## Blocco di testo

Android O: disponibile la Developer Preview 1, tutte le novità
Android O: disponibile la Developer Preview 1, tutte le novità

Android O Developer Preview 1 è stata rilasciata proprio in queste ore. Dopo le anticipazioni, dunque, gli sviluppatori hanno in mano qualcosa di concreto: il nuovo sistema operativo mobile di Google è stato rilasciato nella primissima versione, anche anticipa in grosse linee quelle che saranno le caratteristiche della release definitiva. Il colosso di Mountain View ha puntato soprattutto su autonomia, notifiche e icone delle applicazioni.

Con Android O viene introdotto innanzitutto il concetto di “canali”, ossia le notifiche vengono raggruppate a seconda delle macrocategorie. Gli sviluppatori potranno assegnare un colore differente alle notifiche, a seconda dell’app di riferimento (ad esempio Facebook le colorerà di blu, WhatsApp di verde), in modo da evitare confusioni. Strisciando sulla notifica, poi, l’utente potrà posticiparla in modo da leggerla in seguito. Inoltre, è stata introdotta una personalizzazione più profonda dei Quick Settings, con l’obiettivo di rendere le notifiche più facilmente consultabili.

Android O: autonomia prima di tutto

Quanto all’autonomia, dopo il lavoro fatto con Android Marshmallow e l’introduzione di Doze, con Android ci si è concentrati soprattutto sui momenti di inattività dei dispositivi, con restrizioni nei confronti delle applicazioni che girano in background. Quanto alle stesse app, ci sono novità importanti, soprattutto per quel che riguarda la funzionalità di Autofill API. È possibile scegliere un’app che gestisca le password e che ci eviti di reinserire i dati utente in modo da utilizzarli con altri applicativi senza doverli reinserire ogni volta a mano.

Le icone delle app, inoltre, sono autoadattanti, ossia cambiano di forma e contenuto in base al tema. Ampio spazio di personalizzazione per l’utente, che nel caso del calendario, ad esempio, potrà visualizzare la data odierna anziché un numero fisso sull’icona. Introdotta anche la funzionalità Picture in Picture (PiP), che consente di avere una finestra video in un angolo dello schermo, in modo da continuare ad utilizzare sistema operativo e applicazioni. Introdotta anche la nuova API AAudio, in grado di garantire prestazioni elevate a bassa latenza.

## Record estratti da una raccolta
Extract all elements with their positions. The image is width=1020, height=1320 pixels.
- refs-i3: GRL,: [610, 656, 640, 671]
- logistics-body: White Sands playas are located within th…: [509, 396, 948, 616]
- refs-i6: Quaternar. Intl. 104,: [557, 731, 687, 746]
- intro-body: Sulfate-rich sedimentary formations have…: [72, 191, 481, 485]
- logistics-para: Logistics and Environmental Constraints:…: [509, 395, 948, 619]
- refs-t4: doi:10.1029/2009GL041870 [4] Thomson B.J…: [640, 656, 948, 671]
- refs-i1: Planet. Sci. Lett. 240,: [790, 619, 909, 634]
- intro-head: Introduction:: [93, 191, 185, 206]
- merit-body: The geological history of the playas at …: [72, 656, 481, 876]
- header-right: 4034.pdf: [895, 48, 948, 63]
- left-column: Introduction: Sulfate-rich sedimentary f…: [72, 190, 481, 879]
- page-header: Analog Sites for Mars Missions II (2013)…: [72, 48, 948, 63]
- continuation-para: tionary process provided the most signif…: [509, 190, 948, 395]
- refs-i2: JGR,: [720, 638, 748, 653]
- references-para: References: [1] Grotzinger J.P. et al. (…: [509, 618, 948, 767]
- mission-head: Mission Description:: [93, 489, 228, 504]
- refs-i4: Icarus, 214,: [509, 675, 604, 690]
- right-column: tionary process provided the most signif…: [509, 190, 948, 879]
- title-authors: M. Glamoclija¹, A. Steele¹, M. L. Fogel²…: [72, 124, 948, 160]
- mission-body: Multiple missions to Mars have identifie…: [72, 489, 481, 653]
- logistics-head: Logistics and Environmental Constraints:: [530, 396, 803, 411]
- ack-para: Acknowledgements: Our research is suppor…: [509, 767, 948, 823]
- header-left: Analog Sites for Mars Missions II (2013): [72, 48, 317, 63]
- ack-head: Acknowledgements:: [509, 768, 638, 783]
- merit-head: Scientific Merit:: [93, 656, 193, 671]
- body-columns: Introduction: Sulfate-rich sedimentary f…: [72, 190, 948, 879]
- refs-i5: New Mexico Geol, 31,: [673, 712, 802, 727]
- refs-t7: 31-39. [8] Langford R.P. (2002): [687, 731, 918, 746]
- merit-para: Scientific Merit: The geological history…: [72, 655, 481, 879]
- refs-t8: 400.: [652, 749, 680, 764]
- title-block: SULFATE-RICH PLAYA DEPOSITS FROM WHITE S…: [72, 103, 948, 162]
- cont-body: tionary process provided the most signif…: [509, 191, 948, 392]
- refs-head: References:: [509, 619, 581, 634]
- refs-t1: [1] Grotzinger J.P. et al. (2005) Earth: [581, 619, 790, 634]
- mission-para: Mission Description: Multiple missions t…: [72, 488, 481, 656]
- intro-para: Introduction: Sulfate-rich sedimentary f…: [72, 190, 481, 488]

## Esercizi da svolgere
a - Nel testo su Android O, riscrivi la parte che inizia con le parole contenenti "Android O: autonomia" e finisce con "volta a mano.", rinominando "Doze" in "modalità Doze".
b - Secondo il testo su Android O, di che colore Facebook colorerà le sue notifiche?
I record non servono per svolgere gli esercizi.

## Risultati degli esercizi
a -
Android O: autonomia prima di tutto

Quanto all’autonomia, dopo il lavoro fatto con Android Marshmallow e l’introduzione di modalità Doze, con Android ci si è concentrati soprattutto sui momenti di inattività dei dispositivi, con restrizioni nei confronti delle applicazioni che girano in background. Quanto alle stesse app, ci sono novità importanti, soprattutto per quel che riguarda la funzionalità di Autofill API. È possibile scegliere un’app che gestisca le password e che ci eviti di reinserire i dati utente in modo da utilizzarli con altri applicativi senza doverli reinserire ogni volta a mano.

b - Di blu.